◆ **YOUR INSTRUCTIONS**: Would you copy the full listing that follows without changing a thing?

◆ **DATA LISTING**:
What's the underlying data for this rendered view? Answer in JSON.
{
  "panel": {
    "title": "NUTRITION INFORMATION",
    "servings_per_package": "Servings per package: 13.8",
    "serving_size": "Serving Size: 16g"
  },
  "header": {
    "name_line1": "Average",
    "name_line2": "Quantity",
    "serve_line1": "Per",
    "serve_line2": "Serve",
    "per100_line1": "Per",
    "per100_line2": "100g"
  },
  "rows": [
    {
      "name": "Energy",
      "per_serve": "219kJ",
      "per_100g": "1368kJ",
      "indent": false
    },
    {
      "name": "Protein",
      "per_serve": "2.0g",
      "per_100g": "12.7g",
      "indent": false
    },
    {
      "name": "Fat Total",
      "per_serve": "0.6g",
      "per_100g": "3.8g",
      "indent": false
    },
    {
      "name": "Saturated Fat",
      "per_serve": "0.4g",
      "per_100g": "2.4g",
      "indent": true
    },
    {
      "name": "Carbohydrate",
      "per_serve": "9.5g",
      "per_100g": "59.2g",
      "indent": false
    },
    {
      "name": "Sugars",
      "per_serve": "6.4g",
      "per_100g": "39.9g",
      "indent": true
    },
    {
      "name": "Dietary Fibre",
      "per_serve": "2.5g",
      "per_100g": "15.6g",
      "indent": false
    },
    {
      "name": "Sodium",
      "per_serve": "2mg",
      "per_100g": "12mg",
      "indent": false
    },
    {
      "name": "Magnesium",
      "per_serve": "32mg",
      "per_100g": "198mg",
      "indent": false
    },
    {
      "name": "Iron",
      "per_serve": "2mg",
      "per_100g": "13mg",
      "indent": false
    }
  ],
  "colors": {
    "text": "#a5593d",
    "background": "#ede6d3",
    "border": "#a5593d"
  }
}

◆ **TASK OUTPUT**:
What's the underlying data for this rendered view? Answer in JSON.
{
  "panel": {
    "title": "NUTRITION INFORMATION",
    "servings_per_package": "Servings per package: 13.8",
    "serving_size": "Serving Size: 16g"
  },
  "header": {
    "name_line1": "Average",
    "name_line2": "Quantity",
    "serve_line1": "Per",
    "serve_line2": "Serve",
    "per100_line1": "Per",
    "per100_line2": "100g"
  },
  "rows": [
    {
      "name": "Energy",
      "per_serve": "219kJ",
      "per_100g": "1368kJ",
      "indent": false
    },
    {
      "name": "Protein",
      "per_serve": "2.0g",
      "per_100g": "12.7g",
      "indent": false
    },
    {
      "name": "Fat Total",
      "per_serve": "0.6g",
      "per_100g": "3.8g",
      "indent": false
    },
    {
      "name": "Saturated Fat",
      "per_serve": "0.4g",
      "per_100g": "2.4g",
      "indent": true
    },
    {
      "name": "Carbohydrate",
      "per_serve": "9.5g",
      "per_100g": "59.2g",
      "indent": false
    },
    {
      "name": "Sugars",
      "per_serve": "6.4g",
      "per_100g": "39.9g",
      "indent": true
    },
    {
      "name": "Dietary Fibre",
      "per_serve": "2.5g",
      "per_100g": "15.6g",
      "indent": false
    },
    {
      "name": "Sodium",
      "per_serve": "2mg",
      "per_100g": "12mg",
      "indent": false
    },
    {
      "name": "Magnesium",
      "per_serve": "32mg",
      "per_100g": "198mg",
      "indent": false
    },
    {
      "name": "Iron",
      "per_serve": "2mg",
      "per_100g": "13mg",
      "indent": false
    }
  ],
  "colors": {
    "text": "#a5593d",
    "background": "#ede6d3",
    "border": "#a5593d"
  }
}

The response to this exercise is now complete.